> PROBLEM: Extract all lines from the data beneath that include the word "总机械能不变".

[Extracted records]
------------------------------

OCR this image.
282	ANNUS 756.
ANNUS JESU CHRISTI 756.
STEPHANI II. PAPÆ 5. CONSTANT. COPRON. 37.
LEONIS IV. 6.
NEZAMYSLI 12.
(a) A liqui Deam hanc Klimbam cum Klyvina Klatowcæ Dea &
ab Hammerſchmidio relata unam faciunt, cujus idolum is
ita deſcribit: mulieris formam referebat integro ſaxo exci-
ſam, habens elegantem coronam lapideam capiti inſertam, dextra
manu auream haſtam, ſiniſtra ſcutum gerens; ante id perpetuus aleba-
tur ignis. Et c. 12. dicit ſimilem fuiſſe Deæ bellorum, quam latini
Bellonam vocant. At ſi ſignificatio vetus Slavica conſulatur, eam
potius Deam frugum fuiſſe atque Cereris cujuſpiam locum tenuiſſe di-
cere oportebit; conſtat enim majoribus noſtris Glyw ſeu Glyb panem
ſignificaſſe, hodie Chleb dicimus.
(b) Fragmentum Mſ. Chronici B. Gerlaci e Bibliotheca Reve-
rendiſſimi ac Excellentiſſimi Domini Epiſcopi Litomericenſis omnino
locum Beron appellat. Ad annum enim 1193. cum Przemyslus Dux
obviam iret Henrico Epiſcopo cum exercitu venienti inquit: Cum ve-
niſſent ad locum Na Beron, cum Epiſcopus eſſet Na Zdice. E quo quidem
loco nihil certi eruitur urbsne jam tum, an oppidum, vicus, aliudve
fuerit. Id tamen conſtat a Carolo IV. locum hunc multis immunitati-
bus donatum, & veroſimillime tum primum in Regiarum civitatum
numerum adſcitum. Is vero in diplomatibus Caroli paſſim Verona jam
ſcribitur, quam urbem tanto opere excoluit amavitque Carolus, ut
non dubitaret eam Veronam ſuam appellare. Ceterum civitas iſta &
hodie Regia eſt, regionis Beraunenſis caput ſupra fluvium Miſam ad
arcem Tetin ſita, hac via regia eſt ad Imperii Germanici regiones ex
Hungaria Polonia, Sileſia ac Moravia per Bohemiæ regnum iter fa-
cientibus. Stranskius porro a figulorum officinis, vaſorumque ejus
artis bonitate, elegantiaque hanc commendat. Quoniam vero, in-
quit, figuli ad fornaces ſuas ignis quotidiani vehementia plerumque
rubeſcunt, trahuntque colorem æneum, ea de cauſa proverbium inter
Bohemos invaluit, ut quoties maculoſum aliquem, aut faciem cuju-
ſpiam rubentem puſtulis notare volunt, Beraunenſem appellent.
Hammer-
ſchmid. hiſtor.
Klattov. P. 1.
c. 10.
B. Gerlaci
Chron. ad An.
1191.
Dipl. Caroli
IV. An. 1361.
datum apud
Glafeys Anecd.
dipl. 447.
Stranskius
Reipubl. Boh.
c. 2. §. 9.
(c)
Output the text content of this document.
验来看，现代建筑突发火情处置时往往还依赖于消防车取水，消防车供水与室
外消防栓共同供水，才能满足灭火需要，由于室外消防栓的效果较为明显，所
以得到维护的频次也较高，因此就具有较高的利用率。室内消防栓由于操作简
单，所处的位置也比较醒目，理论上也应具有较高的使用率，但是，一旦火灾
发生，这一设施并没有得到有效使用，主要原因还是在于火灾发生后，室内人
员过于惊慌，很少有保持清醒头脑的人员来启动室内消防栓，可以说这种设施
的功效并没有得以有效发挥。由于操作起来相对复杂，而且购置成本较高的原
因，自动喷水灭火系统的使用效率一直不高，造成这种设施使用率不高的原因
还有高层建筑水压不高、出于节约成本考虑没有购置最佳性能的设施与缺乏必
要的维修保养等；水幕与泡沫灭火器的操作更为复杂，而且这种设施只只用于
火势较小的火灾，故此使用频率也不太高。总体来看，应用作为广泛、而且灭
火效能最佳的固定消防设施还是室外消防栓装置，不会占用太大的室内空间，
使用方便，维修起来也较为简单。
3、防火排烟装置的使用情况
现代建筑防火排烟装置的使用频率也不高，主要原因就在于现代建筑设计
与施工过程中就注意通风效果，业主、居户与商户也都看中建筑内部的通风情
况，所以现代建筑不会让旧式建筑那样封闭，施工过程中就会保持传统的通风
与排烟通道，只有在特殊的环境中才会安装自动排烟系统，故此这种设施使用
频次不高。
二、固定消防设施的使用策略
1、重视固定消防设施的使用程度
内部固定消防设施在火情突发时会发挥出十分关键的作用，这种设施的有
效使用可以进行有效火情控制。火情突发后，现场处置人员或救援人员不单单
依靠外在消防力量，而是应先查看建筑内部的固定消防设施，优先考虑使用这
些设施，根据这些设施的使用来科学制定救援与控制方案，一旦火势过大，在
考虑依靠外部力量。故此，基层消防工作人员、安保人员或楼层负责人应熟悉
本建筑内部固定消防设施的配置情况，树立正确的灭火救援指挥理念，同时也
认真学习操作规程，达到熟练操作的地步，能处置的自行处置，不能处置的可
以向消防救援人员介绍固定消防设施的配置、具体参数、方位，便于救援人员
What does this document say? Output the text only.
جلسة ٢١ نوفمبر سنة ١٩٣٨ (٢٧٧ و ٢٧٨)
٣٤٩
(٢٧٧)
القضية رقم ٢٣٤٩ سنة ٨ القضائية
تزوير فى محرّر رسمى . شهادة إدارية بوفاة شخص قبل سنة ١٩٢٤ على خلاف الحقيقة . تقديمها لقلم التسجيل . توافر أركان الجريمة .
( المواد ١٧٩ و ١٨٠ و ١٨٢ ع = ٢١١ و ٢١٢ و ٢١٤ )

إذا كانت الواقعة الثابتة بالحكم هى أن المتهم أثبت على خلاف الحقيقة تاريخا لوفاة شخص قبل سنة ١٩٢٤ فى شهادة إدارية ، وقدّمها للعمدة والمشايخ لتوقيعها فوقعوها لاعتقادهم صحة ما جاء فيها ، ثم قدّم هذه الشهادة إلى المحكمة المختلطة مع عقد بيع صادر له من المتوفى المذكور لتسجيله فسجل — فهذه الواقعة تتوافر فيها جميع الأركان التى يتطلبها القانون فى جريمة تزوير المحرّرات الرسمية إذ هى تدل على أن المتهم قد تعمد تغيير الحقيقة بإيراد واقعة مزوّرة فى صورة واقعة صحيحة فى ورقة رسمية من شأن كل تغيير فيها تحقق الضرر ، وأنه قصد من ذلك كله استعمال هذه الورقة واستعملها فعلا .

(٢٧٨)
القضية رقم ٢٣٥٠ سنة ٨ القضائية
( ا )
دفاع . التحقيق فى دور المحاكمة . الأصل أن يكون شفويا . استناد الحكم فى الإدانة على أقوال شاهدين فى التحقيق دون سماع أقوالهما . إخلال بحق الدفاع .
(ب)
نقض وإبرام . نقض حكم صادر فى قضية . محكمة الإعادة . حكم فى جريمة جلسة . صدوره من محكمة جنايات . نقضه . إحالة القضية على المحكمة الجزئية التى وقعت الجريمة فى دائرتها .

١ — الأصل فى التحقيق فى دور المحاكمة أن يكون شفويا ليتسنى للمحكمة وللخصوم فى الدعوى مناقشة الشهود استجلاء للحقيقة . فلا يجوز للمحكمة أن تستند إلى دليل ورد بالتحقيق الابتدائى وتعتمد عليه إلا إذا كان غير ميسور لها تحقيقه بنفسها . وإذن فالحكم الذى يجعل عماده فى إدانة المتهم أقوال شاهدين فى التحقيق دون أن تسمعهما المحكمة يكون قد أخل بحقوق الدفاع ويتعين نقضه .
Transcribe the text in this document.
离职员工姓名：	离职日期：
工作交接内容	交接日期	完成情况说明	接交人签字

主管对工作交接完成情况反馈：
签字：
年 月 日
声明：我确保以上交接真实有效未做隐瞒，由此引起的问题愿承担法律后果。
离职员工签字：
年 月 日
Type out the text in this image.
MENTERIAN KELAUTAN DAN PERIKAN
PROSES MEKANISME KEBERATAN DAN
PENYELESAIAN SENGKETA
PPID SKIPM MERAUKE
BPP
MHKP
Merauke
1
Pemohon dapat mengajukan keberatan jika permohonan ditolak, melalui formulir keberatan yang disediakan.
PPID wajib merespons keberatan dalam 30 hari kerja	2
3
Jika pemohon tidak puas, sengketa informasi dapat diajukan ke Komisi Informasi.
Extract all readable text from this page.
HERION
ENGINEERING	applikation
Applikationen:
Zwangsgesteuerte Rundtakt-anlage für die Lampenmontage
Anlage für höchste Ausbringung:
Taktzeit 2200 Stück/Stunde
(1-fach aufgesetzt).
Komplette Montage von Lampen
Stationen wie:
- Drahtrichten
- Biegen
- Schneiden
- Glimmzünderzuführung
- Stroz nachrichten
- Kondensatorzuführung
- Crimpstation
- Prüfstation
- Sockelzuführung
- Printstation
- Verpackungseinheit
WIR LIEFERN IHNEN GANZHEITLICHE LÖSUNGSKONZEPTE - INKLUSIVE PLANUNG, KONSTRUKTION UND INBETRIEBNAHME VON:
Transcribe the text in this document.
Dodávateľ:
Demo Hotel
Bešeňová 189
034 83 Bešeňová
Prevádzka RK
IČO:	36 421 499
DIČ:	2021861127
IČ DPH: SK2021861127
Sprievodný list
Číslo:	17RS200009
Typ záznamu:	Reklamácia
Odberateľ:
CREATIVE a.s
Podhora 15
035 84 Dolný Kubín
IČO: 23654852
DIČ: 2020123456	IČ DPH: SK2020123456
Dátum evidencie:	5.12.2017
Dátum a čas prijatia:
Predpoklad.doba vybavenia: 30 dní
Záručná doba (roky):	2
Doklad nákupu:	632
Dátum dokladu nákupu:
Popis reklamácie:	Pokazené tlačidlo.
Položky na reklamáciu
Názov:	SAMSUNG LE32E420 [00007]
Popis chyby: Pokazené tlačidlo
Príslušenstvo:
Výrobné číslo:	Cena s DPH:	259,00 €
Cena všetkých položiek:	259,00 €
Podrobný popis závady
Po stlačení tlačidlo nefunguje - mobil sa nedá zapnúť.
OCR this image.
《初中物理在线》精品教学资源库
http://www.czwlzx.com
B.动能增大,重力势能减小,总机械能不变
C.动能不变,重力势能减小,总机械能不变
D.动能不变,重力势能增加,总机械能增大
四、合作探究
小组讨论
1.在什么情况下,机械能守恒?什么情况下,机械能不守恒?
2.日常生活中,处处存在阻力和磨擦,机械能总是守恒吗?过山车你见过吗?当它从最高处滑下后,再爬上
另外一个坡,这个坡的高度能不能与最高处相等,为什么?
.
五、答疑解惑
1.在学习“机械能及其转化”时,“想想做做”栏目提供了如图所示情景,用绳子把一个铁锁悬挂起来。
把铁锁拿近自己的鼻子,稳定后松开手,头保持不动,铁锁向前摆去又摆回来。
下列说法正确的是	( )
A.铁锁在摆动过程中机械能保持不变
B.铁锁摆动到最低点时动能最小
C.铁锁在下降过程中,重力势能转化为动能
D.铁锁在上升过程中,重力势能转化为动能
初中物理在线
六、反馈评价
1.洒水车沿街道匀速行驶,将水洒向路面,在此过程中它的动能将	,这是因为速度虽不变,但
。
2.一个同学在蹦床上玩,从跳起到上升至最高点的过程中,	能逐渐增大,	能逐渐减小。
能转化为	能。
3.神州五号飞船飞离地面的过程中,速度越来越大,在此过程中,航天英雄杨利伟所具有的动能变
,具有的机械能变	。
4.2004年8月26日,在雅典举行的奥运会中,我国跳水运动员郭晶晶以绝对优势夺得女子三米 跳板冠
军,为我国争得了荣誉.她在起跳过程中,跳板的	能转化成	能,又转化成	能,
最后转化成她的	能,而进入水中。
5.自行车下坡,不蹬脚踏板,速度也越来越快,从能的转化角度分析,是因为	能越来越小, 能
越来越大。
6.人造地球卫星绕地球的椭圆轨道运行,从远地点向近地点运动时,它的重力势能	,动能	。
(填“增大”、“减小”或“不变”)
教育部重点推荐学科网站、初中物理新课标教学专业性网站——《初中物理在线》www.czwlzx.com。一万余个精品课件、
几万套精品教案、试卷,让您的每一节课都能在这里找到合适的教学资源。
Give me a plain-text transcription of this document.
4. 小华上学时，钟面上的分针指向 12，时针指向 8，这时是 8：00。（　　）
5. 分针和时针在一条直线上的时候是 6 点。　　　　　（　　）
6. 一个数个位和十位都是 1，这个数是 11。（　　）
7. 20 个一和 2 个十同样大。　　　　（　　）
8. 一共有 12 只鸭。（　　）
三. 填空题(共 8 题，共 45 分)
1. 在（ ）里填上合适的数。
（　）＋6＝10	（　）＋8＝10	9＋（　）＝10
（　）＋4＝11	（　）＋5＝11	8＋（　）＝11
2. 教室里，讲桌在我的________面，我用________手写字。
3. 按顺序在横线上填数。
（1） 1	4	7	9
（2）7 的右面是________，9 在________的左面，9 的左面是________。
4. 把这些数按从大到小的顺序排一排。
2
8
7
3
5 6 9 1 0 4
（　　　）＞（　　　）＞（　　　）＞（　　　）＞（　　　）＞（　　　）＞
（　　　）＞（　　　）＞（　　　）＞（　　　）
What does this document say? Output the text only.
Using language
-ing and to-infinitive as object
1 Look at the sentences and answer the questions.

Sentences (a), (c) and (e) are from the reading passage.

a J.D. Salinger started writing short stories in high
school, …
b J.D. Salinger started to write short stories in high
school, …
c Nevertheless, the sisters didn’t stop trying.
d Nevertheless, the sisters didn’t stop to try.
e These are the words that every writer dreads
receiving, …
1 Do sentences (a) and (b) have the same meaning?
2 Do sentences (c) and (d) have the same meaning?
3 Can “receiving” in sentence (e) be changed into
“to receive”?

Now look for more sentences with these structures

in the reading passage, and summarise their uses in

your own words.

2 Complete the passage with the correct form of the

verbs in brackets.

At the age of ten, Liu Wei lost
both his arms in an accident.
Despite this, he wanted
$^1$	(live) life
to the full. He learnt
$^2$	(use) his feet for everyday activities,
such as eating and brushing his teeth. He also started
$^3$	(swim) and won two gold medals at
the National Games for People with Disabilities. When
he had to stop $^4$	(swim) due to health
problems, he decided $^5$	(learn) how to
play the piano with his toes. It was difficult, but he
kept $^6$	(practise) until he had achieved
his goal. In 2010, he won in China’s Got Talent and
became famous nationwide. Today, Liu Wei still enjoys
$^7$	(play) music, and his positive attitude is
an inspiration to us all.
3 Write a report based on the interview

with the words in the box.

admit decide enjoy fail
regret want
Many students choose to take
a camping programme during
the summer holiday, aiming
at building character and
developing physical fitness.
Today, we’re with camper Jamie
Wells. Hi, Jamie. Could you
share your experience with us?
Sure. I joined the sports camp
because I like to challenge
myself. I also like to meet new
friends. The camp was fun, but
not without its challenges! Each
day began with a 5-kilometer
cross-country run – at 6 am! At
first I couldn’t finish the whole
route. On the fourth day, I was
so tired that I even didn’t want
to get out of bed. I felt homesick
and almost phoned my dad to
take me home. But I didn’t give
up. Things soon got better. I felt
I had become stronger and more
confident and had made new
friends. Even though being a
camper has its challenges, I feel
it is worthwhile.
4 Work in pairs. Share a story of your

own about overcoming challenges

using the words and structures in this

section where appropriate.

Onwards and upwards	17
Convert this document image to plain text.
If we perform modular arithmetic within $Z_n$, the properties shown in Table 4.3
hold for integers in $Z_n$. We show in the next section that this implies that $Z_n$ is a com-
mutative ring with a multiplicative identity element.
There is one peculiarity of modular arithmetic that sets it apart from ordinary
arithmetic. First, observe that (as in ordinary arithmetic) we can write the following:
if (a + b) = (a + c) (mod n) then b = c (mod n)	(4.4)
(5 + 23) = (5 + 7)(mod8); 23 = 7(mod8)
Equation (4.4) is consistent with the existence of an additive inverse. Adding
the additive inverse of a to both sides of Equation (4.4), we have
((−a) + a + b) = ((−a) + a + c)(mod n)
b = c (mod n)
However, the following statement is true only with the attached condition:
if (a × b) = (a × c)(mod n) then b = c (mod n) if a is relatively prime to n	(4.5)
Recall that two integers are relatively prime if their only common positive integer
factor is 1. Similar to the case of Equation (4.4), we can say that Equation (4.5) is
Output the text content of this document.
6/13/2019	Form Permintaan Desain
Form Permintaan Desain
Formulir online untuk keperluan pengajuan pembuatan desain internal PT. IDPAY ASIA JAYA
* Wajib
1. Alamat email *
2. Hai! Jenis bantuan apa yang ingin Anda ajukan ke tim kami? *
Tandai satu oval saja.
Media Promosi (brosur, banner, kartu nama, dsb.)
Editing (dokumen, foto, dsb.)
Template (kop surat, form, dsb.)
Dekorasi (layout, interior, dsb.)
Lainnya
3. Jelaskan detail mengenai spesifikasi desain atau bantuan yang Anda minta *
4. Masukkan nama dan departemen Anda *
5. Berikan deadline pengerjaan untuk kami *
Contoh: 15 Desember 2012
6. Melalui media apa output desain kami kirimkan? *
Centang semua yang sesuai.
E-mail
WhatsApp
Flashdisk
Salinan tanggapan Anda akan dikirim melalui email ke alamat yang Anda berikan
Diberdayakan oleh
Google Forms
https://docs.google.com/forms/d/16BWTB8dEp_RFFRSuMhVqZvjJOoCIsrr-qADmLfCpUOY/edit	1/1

------------------------------

> CORRECT ANSWER:
B.动能增大,重力势能减小,总机械能不变
C.动能不变,重力势能减小,总机械能不变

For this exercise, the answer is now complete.